Collection entries
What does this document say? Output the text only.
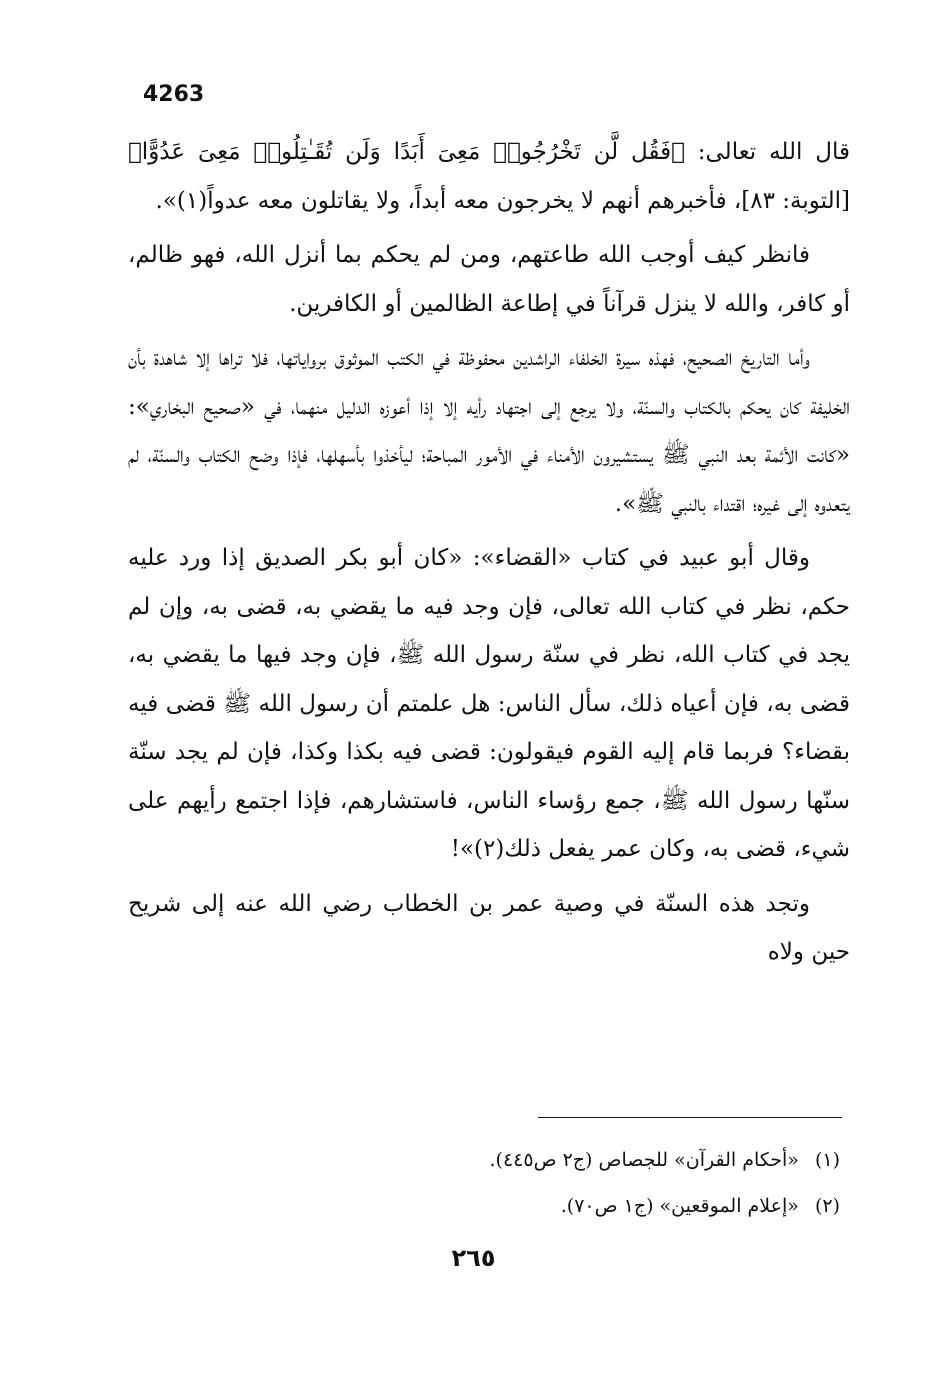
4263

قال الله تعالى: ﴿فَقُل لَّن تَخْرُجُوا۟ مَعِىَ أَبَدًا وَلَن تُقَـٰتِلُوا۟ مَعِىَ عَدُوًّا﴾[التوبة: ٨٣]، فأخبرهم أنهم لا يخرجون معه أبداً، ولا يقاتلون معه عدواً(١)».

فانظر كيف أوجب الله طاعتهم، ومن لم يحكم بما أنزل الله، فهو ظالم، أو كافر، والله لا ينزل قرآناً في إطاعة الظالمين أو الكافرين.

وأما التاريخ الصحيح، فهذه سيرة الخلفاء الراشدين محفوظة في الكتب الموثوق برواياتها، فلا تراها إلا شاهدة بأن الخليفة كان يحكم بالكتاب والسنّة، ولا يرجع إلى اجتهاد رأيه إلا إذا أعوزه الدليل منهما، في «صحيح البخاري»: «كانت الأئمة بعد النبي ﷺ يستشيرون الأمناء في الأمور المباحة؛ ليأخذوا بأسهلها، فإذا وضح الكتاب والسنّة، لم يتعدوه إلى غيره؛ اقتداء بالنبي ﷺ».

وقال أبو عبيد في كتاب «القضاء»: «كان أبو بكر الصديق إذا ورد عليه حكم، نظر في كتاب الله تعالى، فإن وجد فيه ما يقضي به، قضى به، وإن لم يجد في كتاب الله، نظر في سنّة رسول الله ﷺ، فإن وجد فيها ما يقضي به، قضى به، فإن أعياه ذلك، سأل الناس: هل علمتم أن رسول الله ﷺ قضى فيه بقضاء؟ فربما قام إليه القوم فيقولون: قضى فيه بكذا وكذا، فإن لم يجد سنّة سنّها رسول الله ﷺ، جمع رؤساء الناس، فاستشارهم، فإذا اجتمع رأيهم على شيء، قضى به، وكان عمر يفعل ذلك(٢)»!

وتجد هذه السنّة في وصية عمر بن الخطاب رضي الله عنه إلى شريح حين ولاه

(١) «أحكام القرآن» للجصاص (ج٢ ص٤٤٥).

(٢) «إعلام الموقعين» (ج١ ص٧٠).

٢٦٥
==
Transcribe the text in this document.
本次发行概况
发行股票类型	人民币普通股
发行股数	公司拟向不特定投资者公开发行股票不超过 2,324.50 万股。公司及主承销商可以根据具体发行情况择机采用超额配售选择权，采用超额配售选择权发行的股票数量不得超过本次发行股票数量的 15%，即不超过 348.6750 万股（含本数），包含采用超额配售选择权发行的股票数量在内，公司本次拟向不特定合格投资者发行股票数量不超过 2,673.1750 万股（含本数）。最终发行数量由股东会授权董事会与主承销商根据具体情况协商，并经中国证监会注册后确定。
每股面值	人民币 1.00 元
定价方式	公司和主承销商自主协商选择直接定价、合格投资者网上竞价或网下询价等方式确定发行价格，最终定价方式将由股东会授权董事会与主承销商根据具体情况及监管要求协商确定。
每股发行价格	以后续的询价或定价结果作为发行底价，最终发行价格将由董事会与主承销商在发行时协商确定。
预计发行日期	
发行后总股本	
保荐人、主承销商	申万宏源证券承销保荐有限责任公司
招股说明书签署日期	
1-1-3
---
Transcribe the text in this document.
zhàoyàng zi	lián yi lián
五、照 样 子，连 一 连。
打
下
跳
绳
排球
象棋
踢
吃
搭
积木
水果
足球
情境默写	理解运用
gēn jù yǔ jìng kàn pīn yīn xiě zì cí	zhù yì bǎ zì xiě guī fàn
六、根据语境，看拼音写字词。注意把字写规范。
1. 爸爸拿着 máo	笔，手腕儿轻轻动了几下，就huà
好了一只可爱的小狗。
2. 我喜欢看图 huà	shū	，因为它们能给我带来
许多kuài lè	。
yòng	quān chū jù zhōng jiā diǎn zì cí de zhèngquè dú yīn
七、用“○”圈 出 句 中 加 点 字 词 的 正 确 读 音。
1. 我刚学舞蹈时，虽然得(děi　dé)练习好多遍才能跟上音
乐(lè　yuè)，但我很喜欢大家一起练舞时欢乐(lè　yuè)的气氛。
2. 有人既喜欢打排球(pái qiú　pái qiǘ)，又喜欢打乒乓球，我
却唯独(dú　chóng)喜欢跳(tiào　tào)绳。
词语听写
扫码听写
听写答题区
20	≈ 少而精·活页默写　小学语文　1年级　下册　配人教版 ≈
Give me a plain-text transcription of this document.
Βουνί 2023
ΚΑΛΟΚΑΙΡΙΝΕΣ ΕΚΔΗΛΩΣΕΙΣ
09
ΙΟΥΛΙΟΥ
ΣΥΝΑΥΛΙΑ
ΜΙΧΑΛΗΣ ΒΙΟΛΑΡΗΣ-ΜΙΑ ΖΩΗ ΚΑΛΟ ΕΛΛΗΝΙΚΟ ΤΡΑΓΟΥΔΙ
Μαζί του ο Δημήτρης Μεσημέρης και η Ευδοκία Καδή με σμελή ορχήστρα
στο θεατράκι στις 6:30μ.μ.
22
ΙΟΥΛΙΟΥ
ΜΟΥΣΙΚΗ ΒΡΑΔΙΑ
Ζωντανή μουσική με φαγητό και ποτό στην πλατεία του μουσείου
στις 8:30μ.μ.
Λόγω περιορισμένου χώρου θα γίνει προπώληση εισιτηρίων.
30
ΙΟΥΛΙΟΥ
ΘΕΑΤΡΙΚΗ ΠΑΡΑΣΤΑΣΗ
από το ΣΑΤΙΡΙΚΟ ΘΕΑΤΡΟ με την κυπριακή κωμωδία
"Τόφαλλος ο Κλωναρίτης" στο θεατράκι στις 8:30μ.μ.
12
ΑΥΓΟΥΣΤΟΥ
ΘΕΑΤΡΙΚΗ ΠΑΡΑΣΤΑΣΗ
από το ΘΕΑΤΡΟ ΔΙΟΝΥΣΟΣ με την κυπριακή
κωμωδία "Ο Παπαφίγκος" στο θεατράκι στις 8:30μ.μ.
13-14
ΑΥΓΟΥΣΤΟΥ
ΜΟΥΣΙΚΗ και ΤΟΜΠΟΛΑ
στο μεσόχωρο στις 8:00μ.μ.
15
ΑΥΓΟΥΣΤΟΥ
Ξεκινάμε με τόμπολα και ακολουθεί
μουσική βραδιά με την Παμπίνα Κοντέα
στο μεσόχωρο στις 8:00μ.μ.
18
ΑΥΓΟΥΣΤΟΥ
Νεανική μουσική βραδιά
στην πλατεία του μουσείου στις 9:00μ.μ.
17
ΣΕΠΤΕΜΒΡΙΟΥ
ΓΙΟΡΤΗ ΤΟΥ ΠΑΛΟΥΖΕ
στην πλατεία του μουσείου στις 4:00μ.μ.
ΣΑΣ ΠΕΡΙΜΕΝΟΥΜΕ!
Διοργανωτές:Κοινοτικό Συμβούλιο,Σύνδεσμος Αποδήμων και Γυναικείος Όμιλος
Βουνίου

Set task
Report each line in the preceding entries that holds the string "document".

Correct output
What does this document say? Output the text only.
Transcribe the text in this document.
Transcribe the text in this document.
Give me a plain-text transcription of this document.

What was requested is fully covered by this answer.